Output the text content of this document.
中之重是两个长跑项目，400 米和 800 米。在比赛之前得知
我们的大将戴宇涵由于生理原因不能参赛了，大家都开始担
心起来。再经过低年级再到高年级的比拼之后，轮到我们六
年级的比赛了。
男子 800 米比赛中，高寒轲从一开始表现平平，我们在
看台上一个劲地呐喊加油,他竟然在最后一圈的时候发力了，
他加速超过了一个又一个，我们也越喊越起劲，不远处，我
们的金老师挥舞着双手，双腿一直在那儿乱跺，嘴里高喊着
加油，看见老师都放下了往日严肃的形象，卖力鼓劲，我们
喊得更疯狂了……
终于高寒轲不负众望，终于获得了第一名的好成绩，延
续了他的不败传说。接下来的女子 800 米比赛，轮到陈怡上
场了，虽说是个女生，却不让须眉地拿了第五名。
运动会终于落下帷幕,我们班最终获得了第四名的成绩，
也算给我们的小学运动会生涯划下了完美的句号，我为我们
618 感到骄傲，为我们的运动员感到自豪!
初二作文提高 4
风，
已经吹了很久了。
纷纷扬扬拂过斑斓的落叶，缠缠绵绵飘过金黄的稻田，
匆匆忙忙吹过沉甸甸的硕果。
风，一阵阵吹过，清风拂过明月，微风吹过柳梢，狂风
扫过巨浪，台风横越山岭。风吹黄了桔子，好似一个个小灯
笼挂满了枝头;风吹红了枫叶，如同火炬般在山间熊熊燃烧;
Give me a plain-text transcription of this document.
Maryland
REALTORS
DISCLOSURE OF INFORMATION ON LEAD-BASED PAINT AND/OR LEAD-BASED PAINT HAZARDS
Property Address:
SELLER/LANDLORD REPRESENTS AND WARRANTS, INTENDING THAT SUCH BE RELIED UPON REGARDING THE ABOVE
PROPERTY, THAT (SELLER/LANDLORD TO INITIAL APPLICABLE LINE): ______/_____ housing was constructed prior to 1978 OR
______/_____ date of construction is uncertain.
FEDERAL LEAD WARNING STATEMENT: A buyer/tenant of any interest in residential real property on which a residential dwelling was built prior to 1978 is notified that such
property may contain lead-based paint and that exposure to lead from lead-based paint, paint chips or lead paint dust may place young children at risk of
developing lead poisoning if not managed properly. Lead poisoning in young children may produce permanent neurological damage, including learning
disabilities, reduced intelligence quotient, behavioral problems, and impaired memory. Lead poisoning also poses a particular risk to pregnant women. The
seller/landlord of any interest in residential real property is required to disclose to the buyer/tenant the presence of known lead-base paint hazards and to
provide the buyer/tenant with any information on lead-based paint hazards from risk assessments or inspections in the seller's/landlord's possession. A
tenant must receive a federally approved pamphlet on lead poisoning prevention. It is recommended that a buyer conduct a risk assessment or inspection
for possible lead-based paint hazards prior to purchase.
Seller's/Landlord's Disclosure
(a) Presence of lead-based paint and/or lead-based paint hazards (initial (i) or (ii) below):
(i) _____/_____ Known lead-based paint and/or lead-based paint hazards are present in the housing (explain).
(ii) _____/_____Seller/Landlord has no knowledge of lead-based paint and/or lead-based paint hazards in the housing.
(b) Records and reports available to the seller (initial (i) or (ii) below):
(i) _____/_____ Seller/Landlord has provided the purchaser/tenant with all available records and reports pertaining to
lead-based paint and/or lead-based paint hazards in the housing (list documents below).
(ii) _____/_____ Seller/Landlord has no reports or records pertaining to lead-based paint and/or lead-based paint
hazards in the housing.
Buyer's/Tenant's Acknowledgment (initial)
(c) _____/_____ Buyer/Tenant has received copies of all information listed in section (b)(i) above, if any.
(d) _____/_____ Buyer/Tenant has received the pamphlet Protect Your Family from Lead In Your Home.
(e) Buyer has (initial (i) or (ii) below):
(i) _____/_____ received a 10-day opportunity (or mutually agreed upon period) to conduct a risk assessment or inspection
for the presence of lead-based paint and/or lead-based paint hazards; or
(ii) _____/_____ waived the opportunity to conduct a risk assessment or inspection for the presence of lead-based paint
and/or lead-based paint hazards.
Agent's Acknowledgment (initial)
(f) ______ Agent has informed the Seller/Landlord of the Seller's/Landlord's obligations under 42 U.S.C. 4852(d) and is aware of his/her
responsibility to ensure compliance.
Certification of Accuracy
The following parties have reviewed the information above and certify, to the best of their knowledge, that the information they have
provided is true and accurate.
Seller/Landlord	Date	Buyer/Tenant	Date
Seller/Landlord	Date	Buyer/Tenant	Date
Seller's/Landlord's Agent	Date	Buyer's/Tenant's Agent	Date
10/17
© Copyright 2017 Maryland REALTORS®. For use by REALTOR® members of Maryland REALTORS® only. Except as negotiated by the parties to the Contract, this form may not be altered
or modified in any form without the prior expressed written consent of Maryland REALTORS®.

**The request**: Among the lines above, count those containing the word "pertaining" and give nothing but the result.

**Exercise response**: 2